▶ [EXERCISE DESCRIPTION]: Gather each line containing the string "odzieży" from these entries.

***** PROVIDED MATERIAL

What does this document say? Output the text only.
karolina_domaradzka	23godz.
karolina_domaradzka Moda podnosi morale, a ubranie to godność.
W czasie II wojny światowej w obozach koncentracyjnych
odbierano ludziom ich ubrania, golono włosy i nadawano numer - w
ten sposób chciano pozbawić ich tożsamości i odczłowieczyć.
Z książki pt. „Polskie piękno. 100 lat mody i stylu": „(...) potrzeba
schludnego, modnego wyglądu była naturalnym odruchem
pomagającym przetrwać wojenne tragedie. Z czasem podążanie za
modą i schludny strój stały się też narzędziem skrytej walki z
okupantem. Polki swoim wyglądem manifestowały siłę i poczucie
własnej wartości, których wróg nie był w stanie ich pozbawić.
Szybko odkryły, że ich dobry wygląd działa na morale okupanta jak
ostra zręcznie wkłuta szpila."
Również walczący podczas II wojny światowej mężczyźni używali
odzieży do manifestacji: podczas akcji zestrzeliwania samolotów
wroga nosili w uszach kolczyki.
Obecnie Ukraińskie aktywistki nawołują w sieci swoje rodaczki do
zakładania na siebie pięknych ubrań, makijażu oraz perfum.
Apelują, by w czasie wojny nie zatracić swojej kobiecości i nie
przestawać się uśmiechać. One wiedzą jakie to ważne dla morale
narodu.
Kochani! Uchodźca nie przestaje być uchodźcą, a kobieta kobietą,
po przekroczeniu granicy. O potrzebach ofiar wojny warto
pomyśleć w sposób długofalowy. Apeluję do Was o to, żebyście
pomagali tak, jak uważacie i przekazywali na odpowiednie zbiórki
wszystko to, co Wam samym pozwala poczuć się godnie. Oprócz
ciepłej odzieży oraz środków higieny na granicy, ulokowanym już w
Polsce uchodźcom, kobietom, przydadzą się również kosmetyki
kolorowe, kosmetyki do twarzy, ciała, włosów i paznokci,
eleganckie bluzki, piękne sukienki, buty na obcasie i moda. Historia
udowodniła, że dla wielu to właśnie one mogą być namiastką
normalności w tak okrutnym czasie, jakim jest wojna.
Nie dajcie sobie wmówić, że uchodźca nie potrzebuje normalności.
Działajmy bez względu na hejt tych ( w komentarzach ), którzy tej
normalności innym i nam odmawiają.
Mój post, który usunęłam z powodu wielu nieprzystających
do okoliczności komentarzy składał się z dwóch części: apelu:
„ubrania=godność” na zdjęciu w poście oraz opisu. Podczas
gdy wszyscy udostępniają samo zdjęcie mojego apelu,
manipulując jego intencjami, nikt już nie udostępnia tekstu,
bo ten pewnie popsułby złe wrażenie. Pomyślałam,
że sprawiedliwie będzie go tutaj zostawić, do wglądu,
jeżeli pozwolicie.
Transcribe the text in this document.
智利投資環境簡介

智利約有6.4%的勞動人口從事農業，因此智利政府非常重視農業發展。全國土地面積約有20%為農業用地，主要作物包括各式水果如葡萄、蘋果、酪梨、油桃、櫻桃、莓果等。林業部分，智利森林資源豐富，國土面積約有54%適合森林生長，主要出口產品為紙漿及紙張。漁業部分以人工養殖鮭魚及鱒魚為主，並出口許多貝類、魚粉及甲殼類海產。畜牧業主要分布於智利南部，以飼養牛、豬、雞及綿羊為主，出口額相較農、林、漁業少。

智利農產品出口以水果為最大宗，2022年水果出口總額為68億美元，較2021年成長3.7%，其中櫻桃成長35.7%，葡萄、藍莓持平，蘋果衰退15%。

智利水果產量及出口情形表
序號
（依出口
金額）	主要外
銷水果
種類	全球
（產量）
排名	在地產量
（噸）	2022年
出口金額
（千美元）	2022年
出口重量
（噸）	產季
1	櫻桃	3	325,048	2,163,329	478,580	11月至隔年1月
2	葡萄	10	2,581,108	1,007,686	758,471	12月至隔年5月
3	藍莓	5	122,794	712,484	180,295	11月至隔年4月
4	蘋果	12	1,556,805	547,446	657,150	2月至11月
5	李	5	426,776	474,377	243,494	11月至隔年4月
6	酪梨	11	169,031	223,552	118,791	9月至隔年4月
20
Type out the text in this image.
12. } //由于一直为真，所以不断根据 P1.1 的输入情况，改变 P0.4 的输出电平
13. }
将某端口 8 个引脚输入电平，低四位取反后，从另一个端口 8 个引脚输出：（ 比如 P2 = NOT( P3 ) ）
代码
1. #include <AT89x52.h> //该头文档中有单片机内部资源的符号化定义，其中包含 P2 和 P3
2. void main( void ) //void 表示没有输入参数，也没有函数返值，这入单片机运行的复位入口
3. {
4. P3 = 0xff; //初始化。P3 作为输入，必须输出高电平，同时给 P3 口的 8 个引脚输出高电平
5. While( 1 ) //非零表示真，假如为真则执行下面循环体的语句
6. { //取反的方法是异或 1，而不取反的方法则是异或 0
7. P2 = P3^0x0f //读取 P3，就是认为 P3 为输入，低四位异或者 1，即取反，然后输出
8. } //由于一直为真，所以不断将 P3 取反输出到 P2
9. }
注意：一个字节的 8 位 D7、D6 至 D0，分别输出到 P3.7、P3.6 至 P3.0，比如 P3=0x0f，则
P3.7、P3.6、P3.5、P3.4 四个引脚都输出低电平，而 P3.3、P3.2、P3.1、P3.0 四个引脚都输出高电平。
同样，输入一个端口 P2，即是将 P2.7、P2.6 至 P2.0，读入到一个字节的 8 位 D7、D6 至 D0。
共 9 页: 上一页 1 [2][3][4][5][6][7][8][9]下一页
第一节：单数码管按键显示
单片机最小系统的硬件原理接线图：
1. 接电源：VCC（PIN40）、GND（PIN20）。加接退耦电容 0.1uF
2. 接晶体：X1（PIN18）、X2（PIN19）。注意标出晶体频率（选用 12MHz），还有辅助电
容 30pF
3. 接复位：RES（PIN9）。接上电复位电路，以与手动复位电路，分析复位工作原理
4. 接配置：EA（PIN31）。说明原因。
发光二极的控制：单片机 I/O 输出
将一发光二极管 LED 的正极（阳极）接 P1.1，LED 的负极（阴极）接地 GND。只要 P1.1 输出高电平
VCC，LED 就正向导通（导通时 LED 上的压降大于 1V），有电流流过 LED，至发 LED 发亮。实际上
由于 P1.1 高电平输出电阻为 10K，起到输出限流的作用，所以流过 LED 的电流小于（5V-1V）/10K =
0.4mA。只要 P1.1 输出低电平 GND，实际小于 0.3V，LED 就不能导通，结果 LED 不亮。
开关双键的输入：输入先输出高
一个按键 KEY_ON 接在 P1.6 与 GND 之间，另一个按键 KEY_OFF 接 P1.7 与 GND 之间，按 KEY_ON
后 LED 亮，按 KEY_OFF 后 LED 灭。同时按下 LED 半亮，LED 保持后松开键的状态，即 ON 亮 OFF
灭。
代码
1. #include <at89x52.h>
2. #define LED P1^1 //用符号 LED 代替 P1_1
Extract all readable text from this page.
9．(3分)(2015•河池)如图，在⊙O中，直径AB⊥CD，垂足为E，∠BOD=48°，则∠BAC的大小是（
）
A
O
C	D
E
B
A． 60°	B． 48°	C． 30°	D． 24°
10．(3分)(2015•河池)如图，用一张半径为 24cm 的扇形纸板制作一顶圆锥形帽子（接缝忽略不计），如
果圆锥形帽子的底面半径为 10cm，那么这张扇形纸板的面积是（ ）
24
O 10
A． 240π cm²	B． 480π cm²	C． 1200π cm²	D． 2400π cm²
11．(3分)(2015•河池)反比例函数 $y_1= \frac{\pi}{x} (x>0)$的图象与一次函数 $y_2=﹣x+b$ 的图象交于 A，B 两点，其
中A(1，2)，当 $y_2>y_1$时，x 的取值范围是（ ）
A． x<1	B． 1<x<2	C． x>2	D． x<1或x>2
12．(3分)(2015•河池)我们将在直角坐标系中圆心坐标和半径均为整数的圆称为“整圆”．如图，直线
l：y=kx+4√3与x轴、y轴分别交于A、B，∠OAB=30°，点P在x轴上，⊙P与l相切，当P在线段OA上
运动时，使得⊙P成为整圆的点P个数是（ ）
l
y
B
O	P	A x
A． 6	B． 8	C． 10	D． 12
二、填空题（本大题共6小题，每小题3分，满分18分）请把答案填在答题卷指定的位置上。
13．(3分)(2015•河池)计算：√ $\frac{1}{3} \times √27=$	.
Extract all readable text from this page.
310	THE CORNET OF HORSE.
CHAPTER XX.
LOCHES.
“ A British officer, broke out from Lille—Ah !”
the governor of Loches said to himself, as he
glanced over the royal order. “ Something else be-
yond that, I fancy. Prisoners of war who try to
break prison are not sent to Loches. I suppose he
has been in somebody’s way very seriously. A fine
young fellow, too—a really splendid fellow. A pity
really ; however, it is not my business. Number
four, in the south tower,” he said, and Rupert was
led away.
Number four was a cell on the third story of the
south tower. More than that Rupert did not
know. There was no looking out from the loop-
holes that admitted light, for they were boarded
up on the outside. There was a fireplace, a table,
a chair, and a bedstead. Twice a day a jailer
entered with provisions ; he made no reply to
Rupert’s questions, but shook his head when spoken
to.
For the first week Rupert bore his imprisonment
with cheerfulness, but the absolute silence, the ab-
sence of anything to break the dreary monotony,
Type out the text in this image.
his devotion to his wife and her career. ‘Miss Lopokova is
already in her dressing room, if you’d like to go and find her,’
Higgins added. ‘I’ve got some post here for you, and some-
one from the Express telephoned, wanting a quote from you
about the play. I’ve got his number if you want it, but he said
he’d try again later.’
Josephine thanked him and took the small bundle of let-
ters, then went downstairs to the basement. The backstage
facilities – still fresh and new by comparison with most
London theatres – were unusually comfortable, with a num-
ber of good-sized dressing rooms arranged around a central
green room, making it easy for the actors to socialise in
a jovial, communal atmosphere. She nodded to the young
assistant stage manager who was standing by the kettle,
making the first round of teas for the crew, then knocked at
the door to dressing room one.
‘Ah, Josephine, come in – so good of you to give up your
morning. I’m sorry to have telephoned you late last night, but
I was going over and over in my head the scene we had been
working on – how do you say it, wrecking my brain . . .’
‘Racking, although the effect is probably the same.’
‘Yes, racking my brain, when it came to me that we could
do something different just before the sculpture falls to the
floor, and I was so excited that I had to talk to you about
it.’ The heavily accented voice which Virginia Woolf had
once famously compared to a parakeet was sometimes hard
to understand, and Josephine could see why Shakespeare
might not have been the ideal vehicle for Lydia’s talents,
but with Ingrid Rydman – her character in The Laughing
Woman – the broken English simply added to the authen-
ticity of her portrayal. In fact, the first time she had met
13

**********

▶ [COMPLETE RESPONSE]:
odzieży do manifestacji: podczas akcji zestrzeliwania samolotów
ciepłej odzieży oraz środków higieny na granicy, ulokowanym już w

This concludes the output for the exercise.